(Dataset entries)
((
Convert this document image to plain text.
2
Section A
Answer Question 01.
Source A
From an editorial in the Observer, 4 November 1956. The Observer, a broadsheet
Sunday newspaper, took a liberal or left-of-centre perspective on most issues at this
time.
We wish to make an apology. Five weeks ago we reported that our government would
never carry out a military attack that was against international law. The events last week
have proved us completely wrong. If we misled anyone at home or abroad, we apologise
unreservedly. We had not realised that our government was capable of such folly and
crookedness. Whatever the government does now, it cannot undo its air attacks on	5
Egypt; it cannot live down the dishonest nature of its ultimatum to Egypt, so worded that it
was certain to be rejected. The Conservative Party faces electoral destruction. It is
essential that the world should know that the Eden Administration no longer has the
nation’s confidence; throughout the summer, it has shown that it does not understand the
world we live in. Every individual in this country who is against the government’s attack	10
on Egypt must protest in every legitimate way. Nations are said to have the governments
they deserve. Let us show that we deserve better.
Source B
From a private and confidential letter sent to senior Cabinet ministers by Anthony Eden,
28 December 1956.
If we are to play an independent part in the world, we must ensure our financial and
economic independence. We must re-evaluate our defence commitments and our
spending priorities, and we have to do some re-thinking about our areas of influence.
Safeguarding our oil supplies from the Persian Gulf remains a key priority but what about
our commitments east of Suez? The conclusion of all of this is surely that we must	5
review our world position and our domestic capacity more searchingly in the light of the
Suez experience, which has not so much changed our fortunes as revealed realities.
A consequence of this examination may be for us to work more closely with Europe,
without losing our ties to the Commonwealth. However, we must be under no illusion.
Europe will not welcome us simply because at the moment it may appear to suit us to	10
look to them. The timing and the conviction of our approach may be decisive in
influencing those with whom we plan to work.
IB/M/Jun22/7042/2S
))
* [WHAT NEEDS TO BE DONE]: Reproduce every line of the listing above in which the string "Europe" appears.

* [EXERCISE OUTPUT]:
A consequence of this examination may be for us to work more closely with Europe,
Europe will not welcome us simply because at the moment it may appear to suit us to	10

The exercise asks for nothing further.